Aim ->
Repeat the listing below in full, exactly as it stands.

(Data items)
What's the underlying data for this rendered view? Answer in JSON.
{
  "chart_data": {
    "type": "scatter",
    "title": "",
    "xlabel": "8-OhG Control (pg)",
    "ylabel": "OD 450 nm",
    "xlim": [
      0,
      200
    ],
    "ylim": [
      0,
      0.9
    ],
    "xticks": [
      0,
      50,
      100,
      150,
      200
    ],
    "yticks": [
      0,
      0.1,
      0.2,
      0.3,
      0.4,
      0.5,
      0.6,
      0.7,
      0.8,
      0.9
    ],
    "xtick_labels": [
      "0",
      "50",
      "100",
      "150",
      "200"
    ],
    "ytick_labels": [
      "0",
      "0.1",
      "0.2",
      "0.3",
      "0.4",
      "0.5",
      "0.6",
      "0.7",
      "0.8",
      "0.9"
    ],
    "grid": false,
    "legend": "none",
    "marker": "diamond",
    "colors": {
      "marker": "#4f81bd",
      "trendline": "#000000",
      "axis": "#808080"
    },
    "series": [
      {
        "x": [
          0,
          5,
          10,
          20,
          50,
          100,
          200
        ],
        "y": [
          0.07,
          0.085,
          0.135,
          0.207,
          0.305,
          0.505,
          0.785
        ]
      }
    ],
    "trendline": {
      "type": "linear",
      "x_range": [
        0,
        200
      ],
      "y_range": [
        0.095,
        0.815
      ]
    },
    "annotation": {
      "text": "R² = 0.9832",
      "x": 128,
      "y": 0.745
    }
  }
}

Correct result ->
What's the underlying data for this rendered view? Answer in JSON.
{
  "chart_data": {
    "type": "scatter",
    "title": "",
    "xlabel": "8-OhG Control (pg)",
    "ylabel": "OD 450 nm",
    "xlim": [
      0,
      200
    ],
    "ylim": [
      0,
      0.9
    ],
    "xticks": [
      0,
      50,
      100,
      150,
      200
    ],
    "yticks": [
      0,
      0.1,
      0.2,
      0.3,
      0.4,
      0.5,
      0.6,
      0.7,
      0.8,
      0.9
    ],
    "xtick_labels": [
      "0",
      "50",
      "100",
      "150",
      "200"
    ],
    "ytick_labels": [
      "0",
      "0.1",
      "0.2",
      "0.3",
      "0.4",
      "0.5",
      "0.6",
      "0.7",
      "0.8",
      "0.9"
    ],
    "grid": false,
    "legend": "none",
    "marker": "diamond",
    "colors": {
      "marker": "#4f81bd",
      "trendline": "#000000",
      "axis": "#808080"
    },
    "series": [
      {
        "x": [
          0,
          5,
          10,
          20,
          50,
          100,
          200
        ],
        "y": [
          0.07,
          0.085,
          0.135,
          0.207,
          0.305,
          0.505,
          0.785
        ]
      }
    ],
    "trendline": {
      "type": "linear",
      "x_range": [
        0,
        200
      ],
      "y_range": [
        0.095,
        0.815
      ]
    },
    "annotation": {
      "text": "R² = 0.9832",
      "x": 128,
      "y": 0.745
    }
  }
}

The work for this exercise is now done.